--- TEXTE DE LA PAGE ---

Le 17 juin, le département des Chaires ESCP, l’option de spécialisation « The Green CFO – finance durable » et Infranity ont organisé une table ronde exceptionnelle réunissant quatre expertes en finance durable.
Un panel 100 % féminin pour leurs contributions éclairantes :
- Karen Degouve – Natixis - Groupe BPCE
- Jeanne Michon-Savarit – Infranity
- Lucie Pinson – Reclaim Finance
- Louise Swistek – Lita.co
La table ronde sur la finance durable animée par Christophe Thibierge - Professeur de Finance à ESCP Business School a réuni des expertes du domaine pour discuter des défis et opportunités dans un contexte mondial marqué par des tensions entre les approches américaines, chinoises et européennes. Les discussions ont mis en avant des sujets clés tels que les critères ESG, les risques extra-financiers, la régulation, le rôle des particuliers et les obstacles liés au greenwashing.
Points clés de cette table ronde :
- La finance durable se trouve à la croisée des défis environnementaux et économiques. Pour tenir ses promesses, elle doit surmonter des obstacles tels que la complexité réglementaire et le manque de données fiables afin de devenir un levier puissant pour une transition vers une économie plus verte et plus équitable.
- Le développement durable est une question politique, tandis que l’énergie est un enjeu géopolitique.

---

CONSIGNES ::
1 > Selon le texte sur la table ronde, pourquoi la finance durable doit-elle surmonter des obstacles comme la complexité réglementaire et le manque de données fiables ?
2 > Reproduisez à l'identique le passage du texte sur la table ronde qui va de « Points clés de » jusqu'à « et plus équitable. ».

--- DONNÉES FOURNIES ---

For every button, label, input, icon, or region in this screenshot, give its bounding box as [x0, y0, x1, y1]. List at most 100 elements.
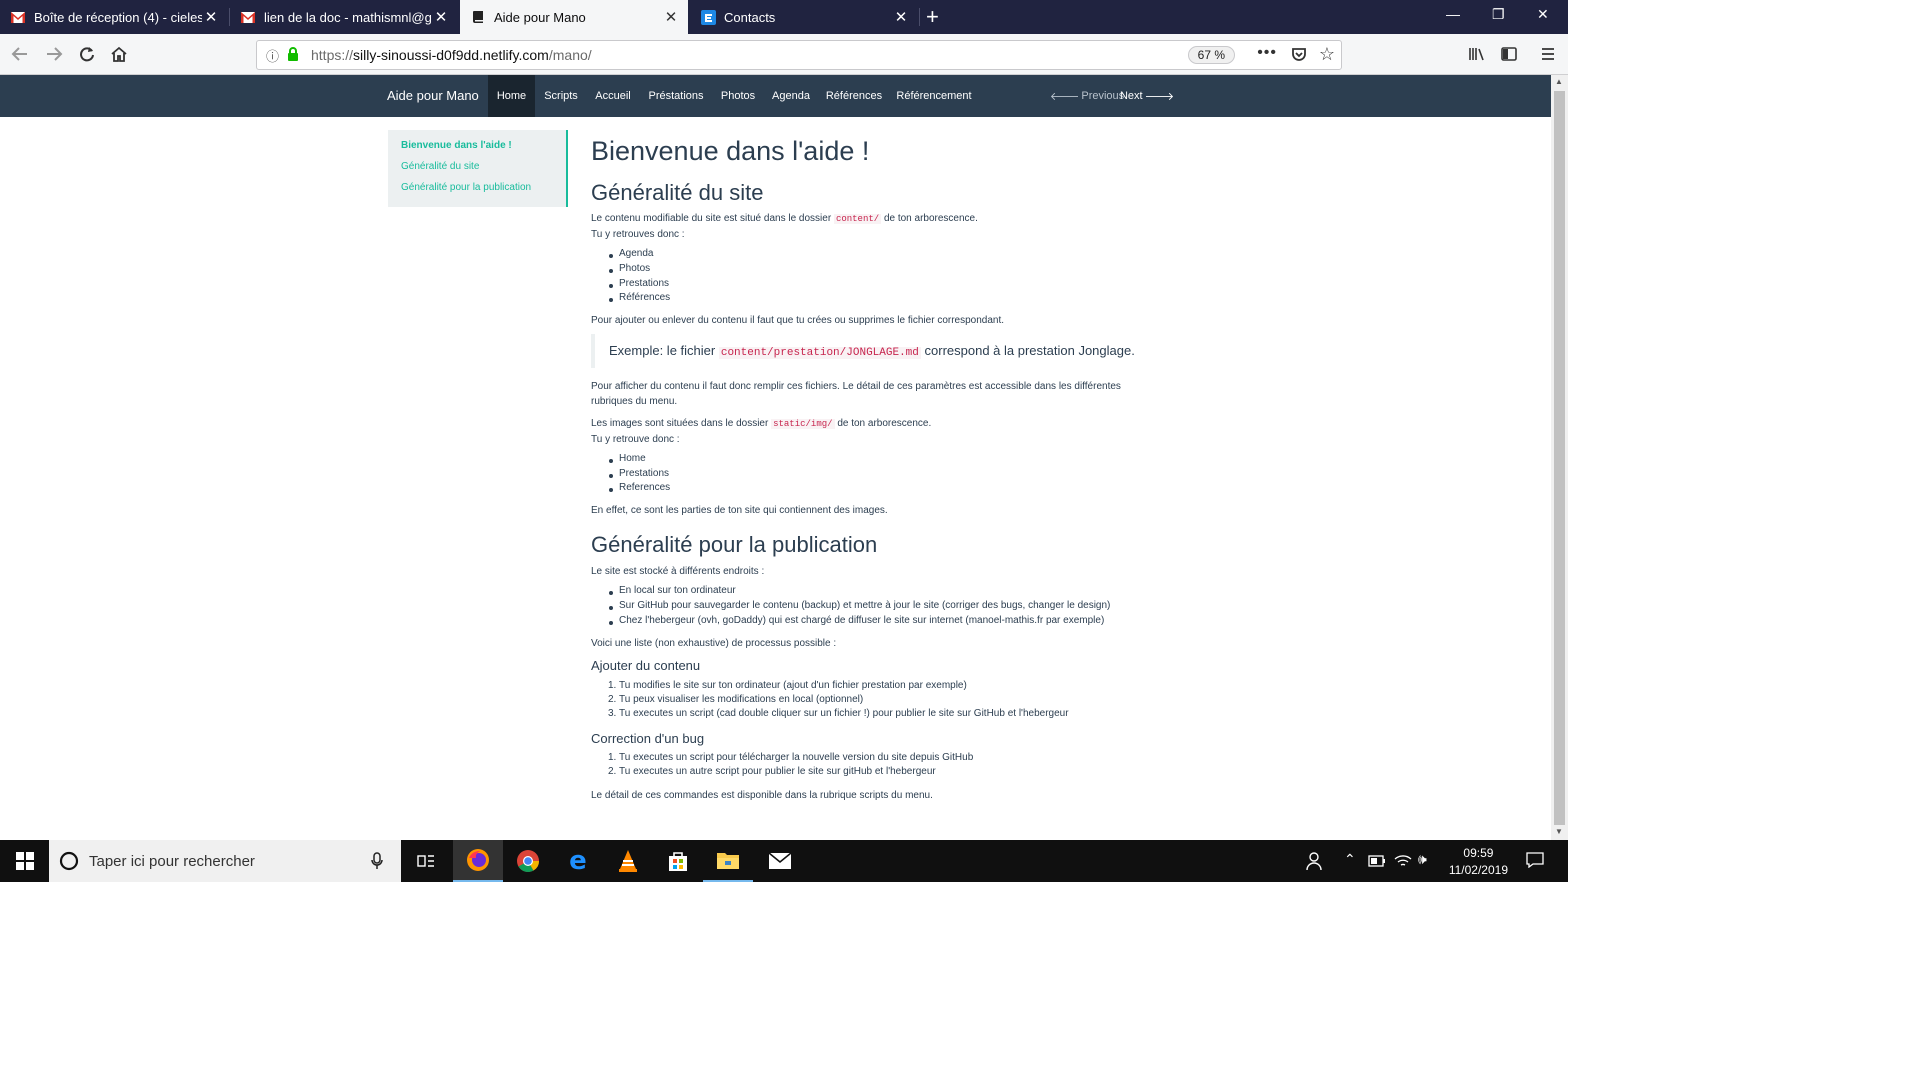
browser-navigation-bar: ⓘ https://silly-sinoussi-d0f9dd.netlify.… — [0, 34, 1568, 75]
list-number: 2. — [608, 694, 617, 705]
sidebar-toggle-icon[interactable] — [1497, 42, 1521, 66]
previous-label: Previous — [1081, 90, 1125, 102]
images-intro: Les images sont situées dans le dossier … — [591, 418, 932, 445]
clock-date: 11/02/2019 — [1448, 863, 1508, 877]
system-clock[interactable]: 09:59 11/02/2019 — [1449, 845, 1508, 879]
list-number: 2. — [608, 766, 617, 777]
reload-icon[interactable] — [75, 42, 99, 66]
store-icon[interactable] — [653, 840, 703, 882]
subheading-correction: Correction d'un bug — [591, 731, 705, 746]
chevron-up-icon[interactable]: ⌃ — [1344, 851, 1356, 868]
zoom-indicator[interactable]: 67 % — [1187, 46, 1235, 64]
bookmark-star-icon[interactable]: ☆ — [1319, 44, 1335, 65]
pocket-icon[interactable] — [1291, 46, 1307, 67]
list-item: Sur GitHub pour sauvegarder le contenu (… — [619, 600, 1111, 611]
bullet — [609, 459, 613, 463]
toc-item-bienvenue[interactable]: Bienvenue dans l'aide ! — [401, 140, 512, 151]
nav-scripts[interactable]: Scripts — [535, 75, 587, 117]
list-item: Tu executes un autre script pour publier… — [619, 766, 936, 777]
volume-icon[interactable]: 🕪 — [1418, 851, 1427, 868]
bullet — [609, 254, 613, 258]
nav-prestations[interactable]: Préstations — [639, 75, 713, 117]
tab-title: lien de la doc - mathismnl@gm — [264, 9, 432, 25]
list-number: 1. — [608, 680, 617, 691]
library-icon[interactable] — [1465, 42, 1489, 66]
nav-accueil[interactable]: Accueil — [587, 75, 639, 117]
restore-icon[interactable]: ❐ — [1492, 6, 1505, 23]
taskbar-search-box[interactable]: Taper ici pour rechercher — [49, 840, 401, 882]
previous-link[interactable]: 🡐 Previous — [1050, 75, 1124, 117]
code-inline: content/ — [833, 214, 882, 224]
arrow-right-icon: 🡒 — [1144, 91, 1175, 103]
hamburger-menu-icon[interactable] — [1536, 42, 1560, 66]
example-text: Exemple: le fichier content/prestation/J… — [609, 343, 1135, 359]
task-view-icon[interactable] — [401, 840, 451, 882]
close-tab-icon[interactable]: ✕ — [202, 8, 220, 26]
new-tab-icon[interactable]: + — [926, 4, 939, 30]
edge-icon[interactable]: e — [553, 840, 603, 882]
mail-icon[interactable] — [755, 840, 805, 882]
windows-start-icon[interactable] — [0, 840, 50, 882]
close-tab-icon[interactable]: ✕ — [892, 8, 910, 26]
list-item: Home — [619, 453, 646, 464]
list-number: 1. — [608, 752, 617, 763]
nav-agenda[interactable]: Agenda — [763, 75, 819, 117]
close-tab-icon[interactable]: ✕ — [432, 8, 450, 26]
section-heading-site: Généralité du site — [591, 180, 764, 205]
bullet — [609, 606, 613, 610]
next-link[interactable]: Next 🡒 — [1120, 75, 1174, 117]
list-item: Tu executes un script (cad double clique… — [619, 708, 1069, 719]
list-item: Prestations — [619, 278, 670, 289]
wifi-icon[interactable] — [1394, 852, 1412, 873]
tab-contacts[interactable]: Contacts ✕ — [690, 0, 918, 34]
people-icon[interactable] — [1306, 851, 1326, 876]
back-arrow-icon[interactable] — [8, 42, 32, 66]
scroll-down-icon[interactable]: ▼ — [1555, 827, 1563, 836]
toc-item-generalite-site[interactable]: Généralité du site — [401, 161, 479, 172]
vlc-icon[interactable] — [603, 840, 653, 882]
home-icon[interactable] — [107, 42, 131, 66]
info-icon[interactable]: ⓘ — [266, 46, 279, 65]
browser-tab-bar: Boîte de réception (4) - cielesch ✕ lien… — [0, 0, 1568, 34]
bullet — [609, 298, 613, 302]
gmail-icon — [240, 9, 256, 25]
nav-home[interactable]: Home — [488, 75, 535, 117]
forward-arrow-icon[interactable] — [42, 42, 66, 66]
list-item: Prestations — [619, 468, 670, 479]
close-tab-icon[interactable]: ✕ — [662, 8, 680, 26]
site-header: Aide pour Mano Home Scripts Accueil Prés… — [0, 75, 1551, 117]
battery-icon[interactable] — [1368, 854, 1386, 872]
action-center-icon[interactable] — [1526, 852, 1544, 873]
microphone-icon[interactable] — [371, 852, 383, 875]
chrome-icon[interactable] — [503, 840, 553, 882]
scrollbar-thumb[interactable] — [1554, 91, 1565, 825]
bullet — [609, 269, 613, 273]
scroll-up-icon[interactable]: ▲ — [1555, 77, 1563, 86]
next-label: Next — [1119, 90, 1143, 102]
minimize-icon[interactable]: — — [1446, 6, 1460, 22]
address-bar[interactable]: ⓘ https://silly-sinoussi-d0f9dd.netlify.… — [256, 40, 1342, 70]
tab-gmail-inbox[interactable]: Boîte de réception (4) - cielesch ✕ — [0, 0, 228, 34]
nav-photos[interactable]: Photos — [713, 75, 763, 117]
list-item: En local sur ton ordinateur — [619, 585, 736, 596]
file-explorer-icon[interactable] — [703, 840, 753, 882]
page-actions-icon[interactable]: ••• — [1257, 44, 1277, 62]
bullet — [609, 284, 613, 288]
page-scrollbar[interactable]: ▲ ▼ — [1551, 75, 1568, 840]
arrow-left-icon: 🡐 — [1049, 91, 1080, 103]
site-brand[interactable]: Aide pour Mano — [387, 88, 479, 103]
nav-referencement[interactable]: Référencement — [889, 75, 979, 117]
code-inline: content/prestation/JONGLAGE.md — [718, 347, 921, 359]
list-item: Tu executes un script pour télécharger l… — [619, 752, 974, 763]
code-inline: static/img/ — [771, 419, 835, 429]
list-item: Références — [619, 292, 671, 303]
tab-gmail-doc[interactable]: lien de la doc - mathismnl@gm ✕ — [230, 0, 458, 34]
firefox-icon[interactable] — [453, 840, 503, 882]
nav-references[interactable]: Références — [819, 75, 889, 117]
footer-note: Le détail de ces commandes est disponibl… — [591, 790, 933, 801]
subheading-ajouter: Ajouter du contenu — [591, 658, 701, 673]
toc-item-generalite-publication[interactable]: Généralité pour la publication — [401, 182, 531, 193]
close-window-icon[interactable]: ✕ — [1537, 6, 1549, 23]
add-remove-paragraph: Pour ajouter ou enlever du contenu il fa… — [591, 315, 1005, 326]
tab-aide-pour-mano[interactable]: Aide pour Mano ✕ — [460, 0, 688, 34]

---

LISTE DES RÉPONSES ::
1 > Elle doit les surmonter pour tenir ses promesses et devenir un levier puissant pour une transition vers une économie plus verte et plus équitable.

2 >
Points clés de cette table ronde :
- La finance durable se trouve à la croisée des défis environnementaux et économiques. Pour tenir ses promesses, elle doit surmonter des obstacles tels que la complexité réglementaire et le manque de données fiables afin de devenir un levier puissant pour une transition vers une économie plus verte et plus équitable.